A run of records
▽

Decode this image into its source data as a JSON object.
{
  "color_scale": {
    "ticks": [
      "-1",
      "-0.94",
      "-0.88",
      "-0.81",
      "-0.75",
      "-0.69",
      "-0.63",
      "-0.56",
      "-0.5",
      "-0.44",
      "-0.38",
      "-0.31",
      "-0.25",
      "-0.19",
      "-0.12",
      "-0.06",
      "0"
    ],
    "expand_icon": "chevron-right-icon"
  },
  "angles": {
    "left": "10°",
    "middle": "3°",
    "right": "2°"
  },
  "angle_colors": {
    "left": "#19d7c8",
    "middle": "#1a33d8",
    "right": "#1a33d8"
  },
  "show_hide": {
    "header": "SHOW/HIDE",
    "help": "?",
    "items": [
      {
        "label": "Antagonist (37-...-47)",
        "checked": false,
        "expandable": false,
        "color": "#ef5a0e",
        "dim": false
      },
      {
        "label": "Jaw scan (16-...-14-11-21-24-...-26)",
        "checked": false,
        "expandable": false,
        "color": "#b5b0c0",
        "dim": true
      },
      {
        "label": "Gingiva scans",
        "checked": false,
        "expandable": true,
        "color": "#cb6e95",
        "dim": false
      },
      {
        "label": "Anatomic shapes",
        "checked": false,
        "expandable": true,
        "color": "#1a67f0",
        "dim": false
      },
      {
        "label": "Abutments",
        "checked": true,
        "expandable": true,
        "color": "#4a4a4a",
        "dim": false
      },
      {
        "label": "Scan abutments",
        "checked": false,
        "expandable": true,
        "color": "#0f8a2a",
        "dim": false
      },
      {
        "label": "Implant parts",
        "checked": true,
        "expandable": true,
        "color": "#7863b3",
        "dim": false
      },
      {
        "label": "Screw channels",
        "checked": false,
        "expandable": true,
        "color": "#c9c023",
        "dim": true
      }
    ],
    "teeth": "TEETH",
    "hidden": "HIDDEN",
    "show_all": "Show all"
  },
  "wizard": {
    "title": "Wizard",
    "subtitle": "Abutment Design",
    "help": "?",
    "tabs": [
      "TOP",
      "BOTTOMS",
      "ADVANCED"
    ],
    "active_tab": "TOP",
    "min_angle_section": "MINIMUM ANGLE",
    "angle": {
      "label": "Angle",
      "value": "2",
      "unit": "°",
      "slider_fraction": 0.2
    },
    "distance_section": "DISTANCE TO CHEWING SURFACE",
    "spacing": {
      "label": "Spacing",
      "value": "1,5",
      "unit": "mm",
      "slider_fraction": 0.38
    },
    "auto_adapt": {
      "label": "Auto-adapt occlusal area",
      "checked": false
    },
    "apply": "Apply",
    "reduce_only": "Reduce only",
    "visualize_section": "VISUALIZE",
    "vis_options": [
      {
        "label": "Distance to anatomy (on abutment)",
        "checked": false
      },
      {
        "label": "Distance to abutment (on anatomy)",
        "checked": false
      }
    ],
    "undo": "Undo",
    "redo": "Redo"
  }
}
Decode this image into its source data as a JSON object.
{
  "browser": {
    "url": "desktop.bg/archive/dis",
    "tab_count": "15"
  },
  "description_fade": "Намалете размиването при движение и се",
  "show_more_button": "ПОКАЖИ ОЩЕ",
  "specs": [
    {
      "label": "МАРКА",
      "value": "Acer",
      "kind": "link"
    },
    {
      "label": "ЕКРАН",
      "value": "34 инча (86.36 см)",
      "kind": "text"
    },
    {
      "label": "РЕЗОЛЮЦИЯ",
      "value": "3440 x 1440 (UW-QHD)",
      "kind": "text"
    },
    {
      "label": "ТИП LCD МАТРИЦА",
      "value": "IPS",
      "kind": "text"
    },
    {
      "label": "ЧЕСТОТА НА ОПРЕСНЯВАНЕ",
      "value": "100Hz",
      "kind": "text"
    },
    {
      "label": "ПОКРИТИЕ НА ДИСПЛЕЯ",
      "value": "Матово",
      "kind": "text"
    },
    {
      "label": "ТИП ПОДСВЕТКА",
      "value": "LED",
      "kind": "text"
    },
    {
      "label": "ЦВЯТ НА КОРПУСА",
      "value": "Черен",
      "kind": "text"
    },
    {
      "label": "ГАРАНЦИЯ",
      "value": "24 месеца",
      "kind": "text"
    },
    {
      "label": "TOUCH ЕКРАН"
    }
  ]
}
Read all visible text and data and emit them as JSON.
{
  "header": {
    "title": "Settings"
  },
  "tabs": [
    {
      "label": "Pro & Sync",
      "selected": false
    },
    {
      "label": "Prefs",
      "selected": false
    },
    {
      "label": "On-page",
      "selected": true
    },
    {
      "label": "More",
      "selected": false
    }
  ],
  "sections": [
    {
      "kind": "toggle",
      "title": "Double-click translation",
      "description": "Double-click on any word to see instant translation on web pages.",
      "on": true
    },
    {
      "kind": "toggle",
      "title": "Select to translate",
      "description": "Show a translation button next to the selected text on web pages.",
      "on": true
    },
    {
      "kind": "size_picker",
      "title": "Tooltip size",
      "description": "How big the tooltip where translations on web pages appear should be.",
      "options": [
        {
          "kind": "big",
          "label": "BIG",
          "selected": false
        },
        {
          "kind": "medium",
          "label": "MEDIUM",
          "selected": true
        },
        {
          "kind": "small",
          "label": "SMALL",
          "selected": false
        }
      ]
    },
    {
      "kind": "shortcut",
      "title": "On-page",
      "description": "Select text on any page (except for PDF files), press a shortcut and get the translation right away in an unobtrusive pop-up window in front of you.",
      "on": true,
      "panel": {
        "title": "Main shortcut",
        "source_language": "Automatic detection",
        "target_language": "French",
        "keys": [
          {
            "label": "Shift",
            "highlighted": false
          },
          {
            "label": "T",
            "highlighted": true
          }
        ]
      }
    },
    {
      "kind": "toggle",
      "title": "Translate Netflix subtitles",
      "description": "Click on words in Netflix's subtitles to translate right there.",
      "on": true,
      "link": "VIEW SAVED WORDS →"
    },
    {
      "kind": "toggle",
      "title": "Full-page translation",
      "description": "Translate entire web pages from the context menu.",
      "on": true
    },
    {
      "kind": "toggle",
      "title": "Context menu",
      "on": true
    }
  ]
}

△

▶ [Set task] Write out every entry above, word for word.

▶ [Response]
Decode this image into its source data as a JSON object.
{
  "color_scale": {
    "ticks": [
      "-1",
      "-0.94",
      "-0.88",
      "-0.81",
      "-0.75",
      "-0.69",
      "-0.63",
      "-0.56",
      "-0.5",
      "-0.44",
      "-0.38",
      "-0.31",
      "-0.25",
      "-0.19",
      "-0.12",
      "-0.06",
      "0"
    ],
    "expand_icon": "chevron-right-icon"
  },
  "angles": {
    "left": "10°",
    "middle": "3°",
    "right": "2°"
  },
  "angle_colors": {
    "left": "#19d7c8",
    "middle": "#1a33d8",
    "right": "#1a33d8"
  },
  "show_hide": {
    "header": "SHOW/HIDE",
    "help": "?",
    "items": [
      {
        "label": "Antagonist (37-...-47)",
        "checked": false,
        "expandable": false,
        "color": "#ef5a0e",
        "dim": false
      },
      {
        "label": "Jaw scan (16-...-14-11-21-24-...-26)",
        "checked": false,
        "expandable": false,
        "color": "#b5b0c0",
        "dim": true
      },
      {
        "label": "Gingiva scans",
        "checked": false,
        "expandable": true,
        "color": "#cb6e95",
        "dim": false
      },
      {
        "label": "Anatomic shapes",
        "checked": false,
        "expandable": true,
        "color": "#1a67f0",
        "dim": false
      },
      {
        "label": "Abutments",
        "checked": true,
        "expandable": true,
        "color": "#4a4a4a",
        "dim": false
      },
      {
        "label": "Scan abutments",
        "checked": false,
        "expandable": true,
        "color": "#0f8a2a",
        "dim": false
      },
      {
        "label": "Implant parts",
        "checked": true,
        "expandable": true,
        "color": "#7863b3",
        "dim": false
      },
      {
        "label": "Screw channels",
        "checked": false,
        "expandable": true,
        "color": "#c9c023",
        "dim": true
      }
    ],
    "teeth": "TEETH",
    "hidden": "HIDDEN",
    "show_all": "Show all"
  },
  "wizard": {
    "title": "Wizard",
    "subtitle": "Abutment Design",
    "help": "?",
    "tabs": [
      "TOP",
      "BOTTOMS",
      "ADVANCED"
    ],
    "active_tab": "TOP",
    "min_angle_section": "MINIMUM ANGLE",
    "angle": {
      "label": "Angle",
      "value": "2",
      "unit": "°",
      "slider_fraction": 0.2
    },
    "distance_section": "DISTANCE TO CHEWING SURFACE",
    "spacing": {
      "label": "Spacing",
      "value": "1,5",
      "unit": "mm",
      "slider_fraction": 0.38
    },
    "auto_adapt": {
      "label": "Auto-adapt occlusal area",
      "checked": false
    },
    "apply": "Apply",
    "reduce_only": "Reduce only",
    "visualize_section": "VISUALIZE",
    "vis_options": [
      {
        "label": "Distance to anatomy (on abutment)",
        "checked": false
      },
      {
        "label": "Distance to abutment (on anatomy)",
        "checked": false
      }
    ],
    "undo": "Undo",
    "redo": "Redo"
  }
}
Decode this image into its source data as a JSON object.
{
  "browser": {
    "url": "desktop.bg/archive/dis",
    "tab_count": "15"
  },
  "description_fade": "Намалете размиването при движение и се",
  "show_more_button": "ПОКАЖИ ОЩЕ",
  "specs": [
    {
      "label": "МАРКА",
      "value": "Acer",
      "kind": "link"
    },
    {
      "label": "ЕКРАН",
      "value": "34 инча (86.36 см)",
      "kind": "text"
    },
    {
      "label": "РЕЗОЛЮЦИЯ",
      "value": "3440 x 1440 (UW-QHD)",
      "kind": "text"
    },
    {
      "label": "ТИП LCD МАТРИЦА",
      "value": "IPS",
      "kind": "text"
    },
    {
      "label": "ЧЕСТОТА НА ОПРЕСНЯВАНЕ",
      "value": "100Hz",
      "kind": "text"
    },
    {
      "label": "ПОКРИТИЕ НА ДИСПЛЕЯ",
      "value": "Матово",
      "kind": "text"
    },
    {
      "label": "ТИП ПОДСВЕТКА",
      "value": "LED",
      "kind": "text"
    },
    {
      "label": "ЦВЯТ НА КОРПУСА",
      "value": "Черен",
      "kind": "text"
    },
    {
      "label": "ГАРАНЦИЯ",
      "value": "24 месеца",
      "kind": "text"
    },
    {
      "label": "TOUCH ЕКРАН"
    }
  ]
}
Read all visible text and data and emit them as JSON.
{
  "header": {
    "title": "Settings"
  },
  "tabs": [
    {
      "label": "Pro & Sync",
      "selected": false
    },
    {
      "label": "Prefs",
      "selected": false
    },
    {
      "label": "On-page",
      "selected": true
    },
    {
      "label": "More",
      "selected": false
    }
  ],
  "sections": [
    {
      "kind": "toggle",
      "title": "Double-click translation",
      "description": "Double-click on any word to see instant translation on web pages.",
      "on": true
    },
    {
      "kind": "toggle",
      "title": "Select to translate",
      "description": "Show a translation button next to the selected text on web pages.",
      "on": true
    },
    {
      "kind": "size_picker",
      "title": "Tooltip size",
      "description": "How big the tooltip where translations on web pages appear should be.",
      "options": [
        {
          "kind": "big",
          "label": "BIG",
          "selected": false
        },
        {
          "kind": "medium",
          "label": "MEDIUM",
          "selected": true
        },
        {
          "kind": "small",
          "label": "SMALL",
          "selected": false
        }
      ]
    },
    {
      "kind": "shortcut",
      "title": "On-page",
      "description": "Select text on any page (except for PDF files), press a shortcut and get the translation right away in an unobtrusive pop-up window in front of you.",
      "on": true,
      "panel": {
        "title": "Main shortcut",
        "source_language": "Automatic detection",
        "target_language": "French",
        "keys": [
          {
            "label": "Shift",
            "highlighted": false
          },
          {
            "label": "T",
            "highlighted": true
          }
        ]
      }
    },
    {
      "kind": "toggle",
      "title": "Translate Netflix subtitles",
      "description": "Click on words in Netflix's subtitles to translate right there.",
      "on": true,
      "link": "VIEW SAVED WORDS →"
    },
    {
      "kind": "toggle",
      "title": "Full-page translation",
      "description": "Translate entire web pages from the context menu.",
      "on": true
    },
    {
      "kind": "toggle",
      "title": "Context menu",
      "on": true
    }
  ]
}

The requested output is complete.